# [Exercise description]
Filter for the word "Size" and keep each matching line.

# [Data provided]
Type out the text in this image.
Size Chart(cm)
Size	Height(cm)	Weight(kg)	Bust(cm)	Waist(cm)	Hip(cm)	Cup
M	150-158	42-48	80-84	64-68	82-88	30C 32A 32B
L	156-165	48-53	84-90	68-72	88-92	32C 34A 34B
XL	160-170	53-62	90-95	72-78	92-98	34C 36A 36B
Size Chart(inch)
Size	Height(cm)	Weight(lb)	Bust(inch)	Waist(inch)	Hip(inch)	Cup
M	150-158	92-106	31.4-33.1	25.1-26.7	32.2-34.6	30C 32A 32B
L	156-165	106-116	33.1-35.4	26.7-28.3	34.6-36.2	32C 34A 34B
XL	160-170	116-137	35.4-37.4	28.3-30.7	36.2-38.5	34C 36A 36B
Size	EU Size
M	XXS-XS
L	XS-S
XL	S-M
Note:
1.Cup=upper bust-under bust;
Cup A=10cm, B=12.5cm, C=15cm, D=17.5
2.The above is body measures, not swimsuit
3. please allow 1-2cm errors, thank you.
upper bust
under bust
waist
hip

# [Written response]
Size Chart(cm)
Size	Height(cm)	Weight(kg)	Bust(cm)	Waist(cm)	Hip(cm)	Cup
Size Chart(inch)
Size	Height(cm)	Weight(lb)	Bust(inch)	Waist(inch)	Hip(inch)	Cup
Size	EU Size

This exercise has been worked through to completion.